▶ [YOUR OBJECTIVE] Every line with the word "this" in it should be extracted from the data that follows.

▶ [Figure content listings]
····················
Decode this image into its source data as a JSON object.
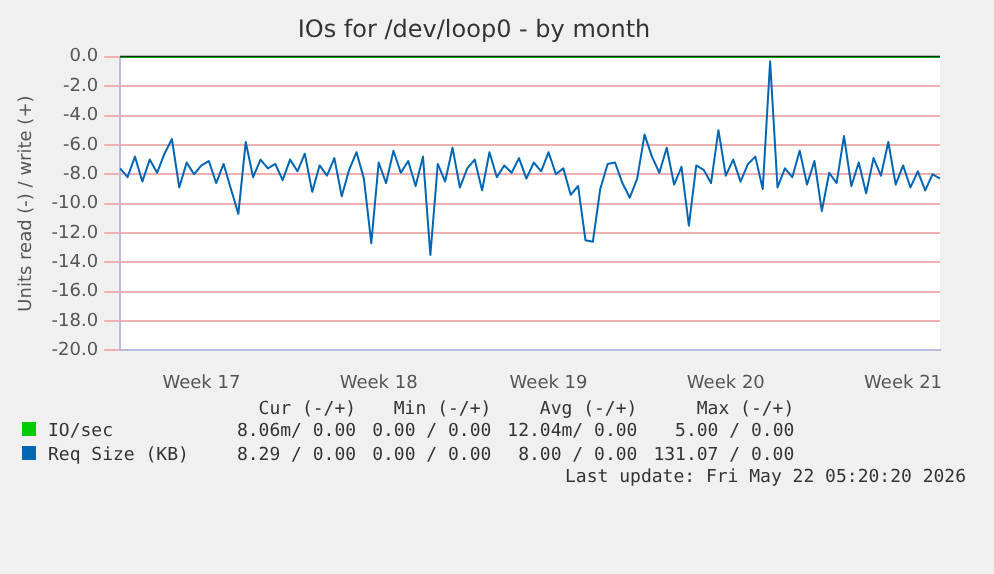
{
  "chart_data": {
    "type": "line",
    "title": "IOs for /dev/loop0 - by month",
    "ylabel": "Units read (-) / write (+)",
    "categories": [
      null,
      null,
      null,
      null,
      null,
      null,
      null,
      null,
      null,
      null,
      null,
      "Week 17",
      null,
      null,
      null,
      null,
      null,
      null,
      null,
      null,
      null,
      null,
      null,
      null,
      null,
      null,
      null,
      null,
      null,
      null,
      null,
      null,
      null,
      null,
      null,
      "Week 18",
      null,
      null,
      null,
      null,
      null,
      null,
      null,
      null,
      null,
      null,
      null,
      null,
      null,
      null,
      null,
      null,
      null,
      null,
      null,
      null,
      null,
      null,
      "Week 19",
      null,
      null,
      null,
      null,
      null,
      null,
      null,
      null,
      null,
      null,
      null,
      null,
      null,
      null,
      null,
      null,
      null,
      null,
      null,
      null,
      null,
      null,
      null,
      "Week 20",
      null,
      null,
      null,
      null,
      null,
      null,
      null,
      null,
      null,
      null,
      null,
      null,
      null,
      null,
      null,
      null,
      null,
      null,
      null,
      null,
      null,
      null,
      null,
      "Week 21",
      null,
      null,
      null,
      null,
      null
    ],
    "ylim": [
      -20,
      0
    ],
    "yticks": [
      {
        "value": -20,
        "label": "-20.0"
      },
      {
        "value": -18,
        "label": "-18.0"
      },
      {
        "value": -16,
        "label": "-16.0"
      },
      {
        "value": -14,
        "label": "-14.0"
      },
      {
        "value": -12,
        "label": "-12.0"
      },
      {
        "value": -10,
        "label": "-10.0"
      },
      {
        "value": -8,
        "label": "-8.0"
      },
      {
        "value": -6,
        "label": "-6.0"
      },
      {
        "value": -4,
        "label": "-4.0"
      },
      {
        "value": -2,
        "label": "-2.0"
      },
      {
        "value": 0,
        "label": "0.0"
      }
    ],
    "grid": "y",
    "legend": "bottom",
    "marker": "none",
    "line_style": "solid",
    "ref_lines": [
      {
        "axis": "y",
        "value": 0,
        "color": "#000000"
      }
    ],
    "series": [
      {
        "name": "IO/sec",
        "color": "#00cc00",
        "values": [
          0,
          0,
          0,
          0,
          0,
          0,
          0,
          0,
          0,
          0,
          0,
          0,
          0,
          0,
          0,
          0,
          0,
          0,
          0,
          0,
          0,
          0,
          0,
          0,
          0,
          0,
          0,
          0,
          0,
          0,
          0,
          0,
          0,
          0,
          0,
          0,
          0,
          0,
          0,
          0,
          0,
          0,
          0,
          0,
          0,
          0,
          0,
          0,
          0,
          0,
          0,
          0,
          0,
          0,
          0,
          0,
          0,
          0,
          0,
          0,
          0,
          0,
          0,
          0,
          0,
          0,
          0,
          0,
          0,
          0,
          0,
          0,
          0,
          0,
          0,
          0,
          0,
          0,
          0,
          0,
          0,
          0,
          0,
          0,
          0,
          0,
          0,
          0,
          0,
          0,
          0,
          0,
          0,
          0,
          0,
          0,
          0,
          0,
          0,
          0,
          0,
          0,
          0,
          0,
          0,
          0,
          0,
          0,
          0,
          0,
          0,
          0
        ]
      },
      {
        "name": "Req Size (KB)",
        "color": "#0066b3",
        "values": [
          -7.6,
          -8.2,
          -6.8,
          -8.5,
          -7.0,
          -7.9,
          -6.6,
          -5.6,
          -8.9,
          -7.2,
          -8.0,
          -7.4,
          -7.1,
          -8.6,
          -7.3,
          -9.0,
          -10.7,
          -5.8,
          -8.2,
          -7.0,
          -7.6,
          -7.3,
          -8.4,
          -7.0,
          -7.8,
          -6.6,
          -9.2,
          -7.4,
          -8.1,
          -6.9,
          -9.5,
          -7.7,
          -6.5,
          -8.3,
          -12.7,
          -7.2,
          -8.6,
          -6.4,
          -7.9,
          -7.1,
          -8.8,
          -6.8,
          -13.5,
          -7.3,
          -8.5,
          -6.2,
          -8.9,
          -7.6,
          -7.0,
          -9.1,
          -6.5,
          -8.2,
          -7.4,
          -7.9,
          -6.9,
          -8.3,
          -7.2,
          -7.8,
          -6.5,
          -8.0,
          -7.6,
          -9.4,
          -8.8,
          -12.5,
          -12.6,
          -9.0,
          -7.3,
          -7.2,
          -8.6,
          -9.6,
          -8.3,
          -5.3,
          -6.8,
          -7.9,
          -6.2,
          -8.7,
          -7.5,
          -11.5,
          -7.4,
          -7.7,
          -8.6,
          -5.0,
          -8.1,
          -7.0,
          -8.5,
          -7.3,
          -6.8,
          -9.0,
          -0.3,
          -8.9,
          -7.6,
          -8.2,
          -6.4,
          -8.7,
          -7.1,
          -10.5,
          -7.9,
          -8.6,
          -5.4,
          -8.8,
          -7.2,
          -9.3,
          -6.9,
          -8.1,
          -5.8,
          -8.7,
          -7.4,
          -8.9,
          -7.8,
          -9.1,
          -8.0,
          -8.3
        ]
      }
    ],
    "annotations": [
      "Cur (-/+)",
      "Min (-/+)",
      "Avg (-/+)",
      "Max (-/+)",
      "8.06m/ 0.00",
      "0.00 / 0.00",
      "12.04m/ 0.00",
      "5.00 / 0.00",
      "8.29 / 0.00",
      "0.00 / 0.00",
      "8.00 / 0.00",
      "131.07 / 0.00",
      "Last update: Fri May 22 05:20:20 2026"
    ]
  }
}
····················
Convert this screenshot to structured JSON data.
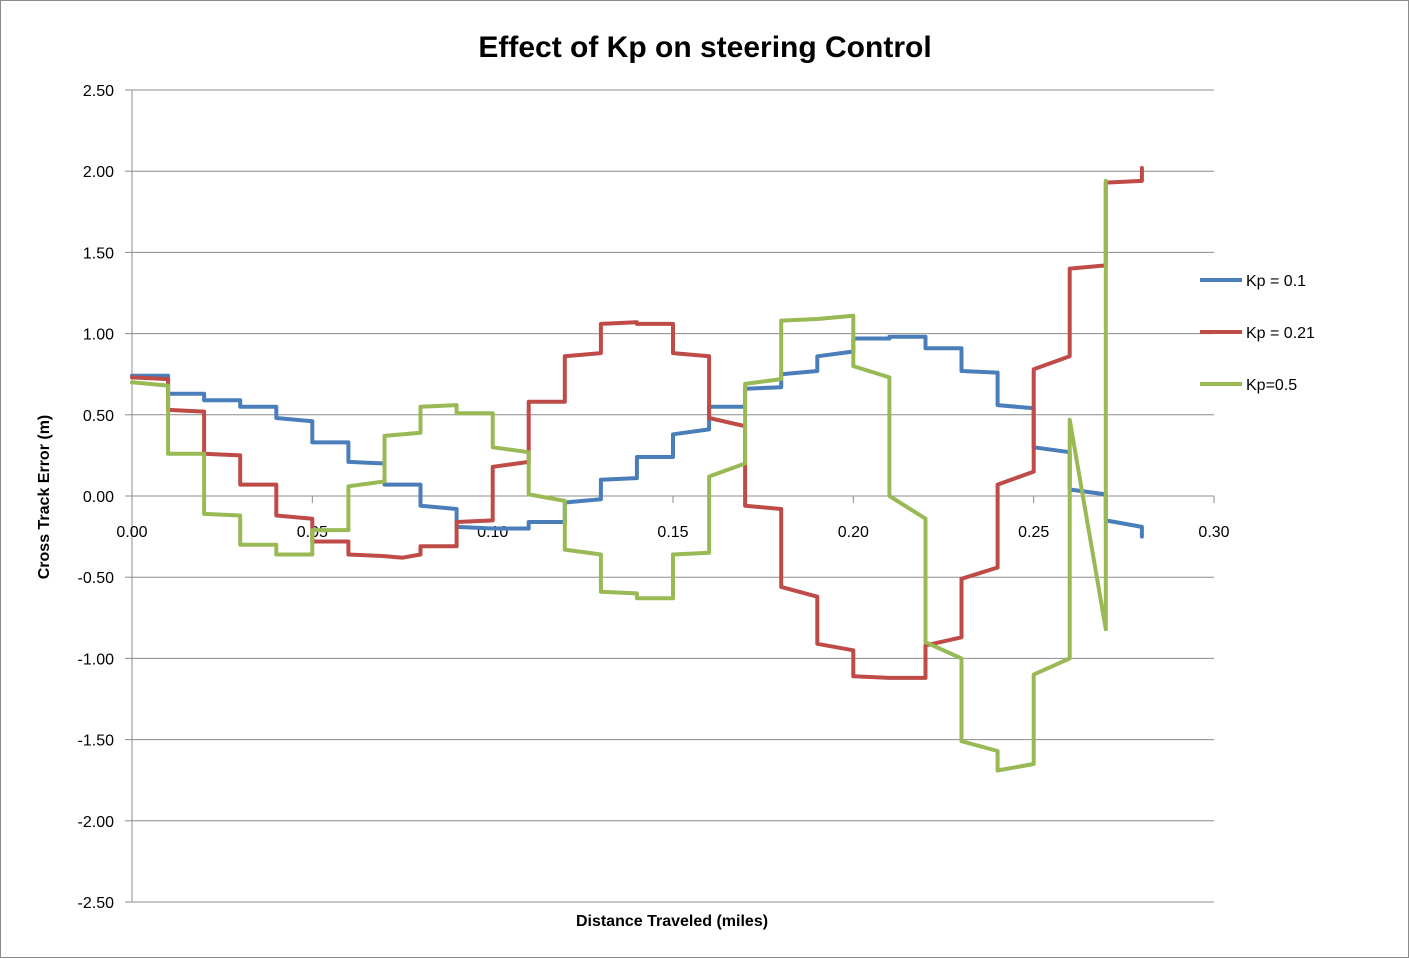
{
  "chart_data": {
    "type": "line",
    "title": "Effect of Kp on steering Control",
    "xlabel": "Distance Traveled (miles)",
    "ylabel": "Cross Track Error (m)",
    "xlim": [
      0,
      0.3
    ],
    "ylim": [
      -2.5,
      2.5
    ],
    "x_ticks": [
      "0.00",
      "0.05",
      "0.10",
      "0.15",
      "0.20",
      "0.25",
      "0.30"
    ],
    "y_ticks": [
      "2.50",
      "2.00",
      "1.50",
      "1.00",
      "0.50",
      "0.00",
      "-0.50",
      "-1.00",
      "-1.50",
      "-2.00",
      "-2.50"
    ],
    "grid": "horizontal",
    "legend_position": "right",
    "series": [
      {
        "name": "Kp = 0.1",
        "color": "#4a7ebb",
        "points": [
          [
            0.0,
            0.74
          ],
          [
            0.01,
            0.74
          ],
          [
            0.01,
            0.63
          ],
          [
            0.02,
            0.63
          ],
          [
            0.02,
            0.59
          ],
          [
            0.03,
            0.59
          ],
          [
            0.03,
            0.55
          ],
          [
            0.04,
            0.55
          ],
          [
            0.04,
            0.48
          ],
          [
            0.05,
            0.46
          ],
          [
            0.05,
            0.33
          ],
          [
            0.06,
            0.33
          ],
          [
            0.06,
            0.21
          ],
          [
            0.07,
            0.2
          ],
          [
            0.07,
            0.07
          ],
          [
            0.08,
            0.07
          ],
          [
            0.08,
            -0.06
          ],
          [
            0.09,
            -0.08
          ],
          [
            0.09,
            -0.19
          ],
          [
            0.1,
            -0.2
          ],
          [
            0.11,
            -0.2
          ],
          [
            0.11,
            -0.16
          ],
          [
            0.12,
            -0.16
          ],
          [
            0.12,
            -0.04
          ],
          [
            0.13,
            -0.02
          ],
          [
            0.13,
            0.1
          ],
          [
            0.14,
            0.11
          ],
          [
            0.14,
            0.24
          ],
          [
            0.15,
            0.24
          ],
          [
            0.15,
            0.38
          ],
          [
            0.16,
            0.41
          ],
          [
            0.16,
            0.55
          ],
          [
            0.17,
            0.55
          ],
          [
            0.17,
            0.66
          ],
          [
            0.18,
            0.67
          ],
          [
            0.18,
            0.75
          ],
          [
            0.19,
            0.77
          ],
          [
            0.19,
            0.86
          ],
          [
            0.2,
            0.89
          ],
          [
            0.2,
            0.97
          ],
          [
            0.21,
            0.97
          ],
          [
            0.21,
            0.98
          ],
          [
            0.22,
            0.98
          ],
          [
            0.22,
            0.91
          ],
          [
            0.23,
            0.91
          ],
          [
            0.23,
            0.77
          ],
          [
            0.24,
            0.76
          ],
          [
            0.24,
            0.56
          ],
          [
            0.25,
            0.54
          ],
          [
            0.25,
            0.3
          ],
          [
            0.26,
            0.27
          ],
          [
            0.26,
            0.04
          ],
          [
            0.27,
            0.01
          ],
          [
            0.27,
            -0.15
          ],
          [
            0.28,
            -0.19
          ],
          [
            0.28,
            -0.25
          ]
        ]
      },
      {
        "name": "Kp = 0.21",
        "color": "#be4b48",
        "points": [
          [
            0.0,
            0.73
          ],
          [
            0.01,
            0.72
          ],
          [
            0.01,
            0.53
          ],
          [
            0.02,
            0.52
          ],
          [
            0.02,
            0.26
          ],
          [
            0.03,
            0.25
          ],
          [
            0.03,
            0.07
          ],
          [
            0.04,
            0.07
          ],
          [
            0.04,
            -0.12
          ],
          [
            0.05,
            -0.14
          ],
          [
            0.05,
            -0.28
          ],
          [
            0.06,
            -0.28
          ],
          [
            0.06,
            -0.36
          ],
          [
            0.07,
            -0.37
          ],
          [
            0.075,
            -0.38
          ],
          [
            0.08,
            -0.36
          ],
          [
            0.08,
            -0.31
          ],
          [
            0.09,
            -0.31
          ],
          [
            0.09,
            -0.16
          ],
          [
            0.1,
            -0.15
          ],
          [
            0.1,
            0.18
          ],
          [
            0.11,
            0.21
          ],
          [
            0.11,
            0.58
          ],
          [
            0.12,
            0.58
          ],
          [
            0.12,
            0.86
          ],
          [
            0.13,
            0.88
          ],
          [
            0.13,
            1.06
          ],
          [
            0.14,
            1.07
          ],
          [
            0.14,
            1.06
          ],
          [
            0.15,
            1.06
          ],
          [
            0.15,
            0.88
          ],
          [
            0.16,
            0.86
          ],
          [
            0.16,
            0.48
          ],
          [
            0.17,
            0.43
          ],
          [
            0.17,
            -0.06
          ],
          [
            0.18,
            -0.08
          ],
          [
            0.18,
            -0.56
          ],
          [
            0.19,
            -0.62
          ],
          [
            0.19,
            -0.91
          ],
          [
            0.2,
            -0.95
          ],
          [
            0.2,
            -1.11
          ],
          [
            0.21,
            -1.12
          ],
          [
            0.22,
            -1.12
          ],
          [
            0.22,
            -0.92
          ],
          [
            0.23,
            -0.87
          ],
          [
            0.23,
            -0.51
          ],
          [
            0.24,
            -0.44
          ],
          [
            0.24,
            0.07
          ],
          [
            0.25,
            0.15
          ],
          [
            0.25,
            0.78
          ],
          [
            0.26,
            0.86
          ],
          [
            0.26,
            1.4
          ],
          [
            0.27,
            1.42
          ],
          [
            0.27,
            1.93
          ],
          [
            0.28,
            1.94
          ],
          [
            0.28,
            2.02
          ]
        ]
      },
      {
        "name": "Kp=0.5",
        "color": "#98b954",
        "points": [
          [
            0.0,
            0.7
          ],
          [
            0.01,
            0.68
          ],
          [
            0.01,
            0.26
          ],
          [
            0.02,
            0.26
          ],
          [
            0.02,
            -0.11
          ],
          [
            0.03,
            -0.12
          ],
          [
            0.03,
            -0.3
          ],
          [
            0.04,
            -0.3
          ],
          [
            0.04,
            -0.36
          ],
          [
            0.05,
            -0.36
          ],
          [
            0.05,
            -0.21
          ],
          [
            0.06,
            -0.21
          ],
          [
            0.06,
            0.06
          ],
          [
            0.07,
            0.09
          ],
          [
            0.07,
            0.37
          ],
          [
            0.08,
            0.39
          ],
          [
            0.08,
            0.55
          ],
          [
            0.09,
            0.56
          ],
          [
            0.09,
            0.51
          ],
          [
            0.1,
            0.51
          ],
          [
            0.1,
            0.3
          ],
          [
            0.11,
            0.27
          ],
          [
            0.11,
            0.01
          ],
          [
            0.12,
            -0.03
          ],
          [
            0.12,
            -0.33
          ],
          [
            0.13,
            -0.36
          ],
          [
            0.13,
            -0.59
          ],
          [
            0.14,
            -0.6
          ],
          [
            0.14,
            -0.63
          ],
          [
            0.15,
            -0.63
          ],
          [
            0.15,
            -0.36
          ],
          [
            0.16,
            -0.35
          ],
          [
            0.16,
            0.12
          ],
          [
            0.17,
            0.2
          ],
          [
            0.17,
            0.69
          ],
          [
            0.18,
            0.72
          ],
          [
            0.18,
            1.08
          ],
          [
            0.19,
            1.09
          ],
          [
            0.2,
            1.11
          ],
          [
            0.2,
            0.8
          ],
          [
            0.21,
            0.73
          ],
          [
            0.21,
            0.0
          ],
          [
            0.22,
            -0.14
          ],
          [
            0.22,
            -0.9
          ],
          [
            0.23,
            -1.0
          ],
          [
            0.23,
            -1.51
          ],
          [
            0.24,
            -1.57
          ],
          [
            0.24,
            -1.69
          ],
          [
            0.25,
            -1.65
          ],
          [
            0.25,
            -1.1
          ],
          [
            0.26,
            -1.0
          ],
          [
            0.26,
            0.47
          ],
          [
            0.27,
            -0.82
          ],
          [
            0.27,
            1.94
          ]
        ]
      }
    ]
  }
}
····················
▶ [EXERCISE OUTPUT]
Decode this image into its source data as a JSON object.
Convert this screenshot to structured JSON data.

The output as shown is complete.